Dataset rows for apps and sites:
○ ○ ○ ○ ○

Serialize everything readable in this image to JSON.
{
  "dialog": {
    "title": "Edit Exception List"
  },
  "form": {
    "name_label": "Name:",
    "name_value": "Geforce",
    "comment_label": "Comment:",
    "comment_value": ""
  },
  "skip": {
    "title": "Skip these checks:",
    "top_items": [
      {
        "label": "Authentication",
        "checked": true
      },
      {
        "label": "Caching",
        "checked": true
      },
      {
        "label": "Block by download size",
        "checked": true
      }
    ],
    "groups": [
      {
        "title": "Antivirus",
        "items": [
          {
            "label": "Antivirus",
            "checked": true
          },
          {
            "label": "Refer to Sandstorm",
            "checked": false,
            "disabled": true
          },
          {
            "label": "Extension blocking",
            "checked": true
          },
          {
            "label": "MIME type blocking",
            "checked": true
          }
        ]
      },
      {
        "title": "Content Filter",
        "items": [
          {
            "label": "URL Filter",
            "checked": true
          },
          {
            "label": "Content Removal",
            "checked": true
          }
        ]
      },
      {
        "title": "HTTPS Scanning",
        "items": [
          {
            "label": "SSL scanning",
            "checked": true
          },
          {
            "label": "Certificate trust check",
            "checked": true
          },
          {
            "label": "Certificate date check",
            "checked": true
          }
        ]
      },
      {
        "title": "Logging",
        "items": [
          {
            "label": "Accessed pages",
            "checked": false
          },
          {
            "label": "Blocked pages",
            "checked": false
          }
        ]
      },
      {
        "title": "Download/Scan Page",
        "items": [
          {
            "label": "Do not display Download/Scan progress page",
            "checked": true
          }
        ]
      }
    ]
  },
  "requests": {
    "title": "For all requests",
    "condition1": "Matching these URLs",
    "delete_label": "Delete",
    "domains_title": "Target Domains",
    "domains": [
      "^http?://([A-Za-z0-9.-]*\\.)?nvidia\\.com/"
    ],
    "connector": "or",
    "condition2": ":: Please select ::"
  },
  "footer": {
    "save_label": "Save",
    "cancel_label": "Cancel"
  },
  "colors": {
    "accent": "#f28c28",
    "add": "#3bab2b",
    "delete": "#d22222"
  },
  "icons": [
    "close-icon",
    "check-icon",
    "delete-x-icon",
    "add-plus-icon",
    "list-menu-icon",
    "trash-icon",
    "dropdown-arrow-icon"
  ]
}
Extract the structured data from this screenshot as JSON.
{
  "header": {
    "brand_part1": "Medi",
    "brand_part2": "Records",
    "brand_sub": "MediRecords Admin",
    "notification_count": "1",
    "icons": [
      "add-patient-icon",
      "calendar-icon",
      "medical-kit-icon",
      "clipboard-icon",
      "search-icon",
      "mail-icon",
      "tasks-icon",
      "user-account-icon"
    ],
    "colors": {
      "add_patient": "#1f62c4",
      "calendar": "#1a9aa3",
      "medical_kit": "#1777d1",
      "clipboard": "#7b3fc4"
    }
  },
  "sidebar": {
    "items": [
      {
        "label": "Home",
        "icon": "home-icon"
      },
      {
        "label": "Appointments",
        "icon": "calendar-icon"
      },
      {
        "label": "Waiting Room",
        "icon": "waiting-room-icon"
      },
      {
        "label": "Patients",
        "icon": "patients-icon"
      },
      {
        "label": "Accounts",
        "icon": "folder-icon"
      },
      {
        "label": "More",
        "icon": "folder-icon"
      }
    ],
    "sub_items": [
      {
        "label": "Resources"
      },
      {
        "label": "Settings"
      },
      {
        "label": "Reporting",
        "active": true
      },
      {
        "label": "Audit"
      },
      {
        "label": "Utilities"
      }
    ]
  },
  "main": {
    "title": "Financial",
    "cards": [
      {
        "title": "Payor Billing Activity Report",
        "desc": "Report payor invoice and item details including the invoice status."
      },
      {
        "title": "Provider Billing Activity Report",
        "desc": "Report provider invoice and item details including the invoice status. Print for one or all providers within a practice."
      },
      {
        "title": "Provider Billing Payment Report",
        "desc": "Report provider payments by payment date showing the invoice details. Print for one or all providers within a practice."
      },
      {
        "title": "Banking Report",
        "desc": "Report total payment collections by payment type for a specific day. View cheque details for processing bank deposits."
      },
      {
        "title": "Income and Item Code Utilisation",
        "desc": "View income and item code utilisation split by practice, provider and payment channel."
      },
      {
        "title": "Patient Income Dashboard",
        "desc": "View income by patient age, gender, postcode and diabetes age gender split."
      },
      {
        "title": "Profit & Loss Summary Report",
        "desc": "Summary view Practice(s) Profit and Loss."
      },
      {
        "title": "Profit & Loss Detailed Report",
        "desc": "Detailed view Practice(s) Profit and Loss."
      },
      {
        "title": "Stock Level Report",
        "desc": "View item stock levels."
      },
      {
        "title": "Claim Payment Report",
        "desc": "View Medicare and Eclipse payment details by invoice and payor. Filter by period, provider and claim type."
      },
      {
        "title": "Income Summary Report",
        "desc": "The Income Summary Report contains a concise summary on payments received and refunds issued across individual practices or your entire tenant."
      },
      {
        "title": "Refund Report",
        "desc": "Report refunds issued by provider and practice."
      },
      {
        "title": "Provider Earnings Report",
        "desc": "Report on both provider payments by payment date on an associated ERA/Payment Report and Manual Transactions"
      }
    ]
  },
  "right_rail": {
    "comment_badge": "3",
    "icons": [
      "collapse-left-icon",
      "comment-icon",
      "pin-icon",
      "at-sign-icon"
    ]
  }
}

○ ○ ○ ○ ○

Each line of the data is to be transcribed exactly, with nothing left out.

Serialize everything readable in this image to JSON.
{
  "dialog": {
    "title": "Edit Exception List"
  },
  "form": {
    "name_label": "Name:",
    "name_value": "Geforce",
    "comment_label": "Comment:",
    "comment_value": ""
  },
  "skip": {
    "title": "Skip these checks:",
    "top_items": [
      {
        "label": "Authentication",
        "checked": true
      },
      {
        "label": "Caching",
        "checked": true
      },
      {
        "label": "Block by download size",
        "checked": true
      }
    ],
    "groups": [
      {
        "title": "Antivirus",
        "items": [
          {
            "label": "Antivirus",
            "checked": true
          },
          {
            "label": "Refer to Sandstorm",
            "checked": false,
            "disabled": true
          },
          {
            "label": "Extension blocking",
            "checked": true
          },
          {
            "label": "MIME type blocking",
            "checked": true
          }
        ]
      },
      {
        "title": "Content Filter",
        "items": [
          {
            "label": "URL Filter",
            "checked": true
          },
          {
            "label": "Content Removal",
            "checked": true
          }
        ]
      },
      {
        "title": "HTTPS Scanning",
        "items": [
          {
            "label": "SSL scanning",
            "checked": true
          },
          {
            "label": "Certificate trust check",
            "checked": true
          },
          {
            "label": "Certificate date check",
            "checked": true
          }
        ]
      },
      {
        "title": "Logging",
        "items": [
          {
            "label": "Accessed pages",
            "checked": false
          },
          {
            "label": "Blocked pages",
            "checked": false
          }
        ]
      },
      {
        "title": "Download/Scan Page",
        "items": [
          {
            "label": "Do not display Download/Scan progress page",
            "checked": true
          }
        ]
      }
    ]
  },
  "requests": {
    "title": "For all requests",
    "condition1": "Matching these URLs",
    "delete_label": "Delete",
    "domains_title": "Target Domains",
    "domains": [
      "^http?://([A-Za-z0-9.-]*\\.)?nvidia\\.com/"
    ],
    "connector": "or",
    "condition2": ":: Please select ::"
  },
  "footer": {
    "save_label": "Save",
    "cancel_label": "Cancel"
  },
  "colors": {
    "accent": "#f28c28",
    "add": "#3bab2b",
    "delete": "#d22222"
  },
  "icons": [
    "close-icon",
    "check-icon",
    "delete-x-icon",
    "add-plus-icon",
    "list-menu-icon",
    "trash-icon",
    "dropdown-arrow-icon"
  ]
}
Extract the structured data from this screenshot as JSON.
{
  "header": {
    "brand_part1": "Medi",
    "brand_part2": "Records",
    "brand_sub": "MediRecords Admin",
    "notification_count": "1",
    "icons": [
      "add-patient-icon",
      "calendar-icon",
      "medical-kit-icon",
      "clipboard-icon",
      "search-icon",
      "mail-icon",
      "tasks-icon",
      "user-account-icon"
    ],
    "colors": {
      "add_patient": "#1f62c4",
      "calendar": "#1a9aa3",
      "medical_kit": "#1777d1",
      "clipboard": "#7b3fc4"
    }
  },
  "sidebar": {
    "items": [
      {
        "label": "Home",
        "icon": "home-icon"
      },
      {
        "label": "Appointments",
        "icon": "calendar-icon"
      },
      {
        "label": "Waiting Room",
        "icon": "waiting-room-icon"
      },
      {
        "label": "Patients",
        "icon": "patients-icon"
      },
      {
        "label": "Accounts",
        "icon": "folder-icon"
      },
      {
        "label": "More",
        "icon": "folder-icon"
      }
    ],
    "sub_items": [
      {
        "label": "Resources"
      },
      {
        "label": "Settings"
      },
      {
        "label": "Reporting",
        "active": true
      },
      {
        "label": "Audit"
      },
      {
        "label": "Utilities"
      }
    ]
  },
  "main": {
    "title": "Financial",
    "cards": [
      {
        "title": "Payor Billing Activity Report",
        "desc": "Report payor invoice and item details including the invoice status."
      },
      {
        "title": "Provider Billing Activity Report",
        "desc": "Report provider invoice and item details including the invoice status. Print for one or all providers within a practice."
      },
      {
        "title": "Provider Billing Payment Report",
        "desc": "Report provider payments by payment date showing the invoice details. Print for one or all providers within a practice."
      },
      {
        "title": "Banking Report",
        "desc": "Report total payment collections by payment type for a specific day. View cheque details for processing bank deposits."
      },
      {
        "title": "Income and Item Code Utilisation",
        "desc": "View income and item code utilisation split by practice, provider and payment channel."
      },
      {
        "title": "Patient Income Dashboard",
        "desc": "View income by patient age, gender, postcode and diabetes age gender split."
      },
      {
        "title": "Profit & Loss Summary Report",
        "desc": "Summary view Practice(s) Profit and Loss."
      },
      {
        "title": "Profit & Loss Detailed Report",
        "desc": "Detailed view Practice(s) Profit and Loss."
      },
      {
        "title": "Stock Level Report",
        "desc": "View item stock levels."
      },
      {
        "title": "Claim Payment Report",
        "desc": "View Medicare and Eclipse payment details by invoice and payor. Filter by period, provider and claim type."
      },
      {
        "title": "Income Summary Report",
        "desc": "The Income Summary Report contains a concise summary on payments received and refunds issued across individual practices or your entire tenant."
      },
      {
        "title": "Refund Report",
        "desc": "Report refunds issued by provider and practice."
      },
      {
        "title": "Provider Earnings Report",
        "desc": "Report on both provider payments by payment date on an associated ERA/Payment Report and Manual Transactions"
      }
    ]
  },
  "right_rail": {
    "comment_badge": "3",
    "icons": [
      "collapse-left-icon",
      "comment-icon",
      "pin-icon",
      "at-sign-icon"
    ]
  }
}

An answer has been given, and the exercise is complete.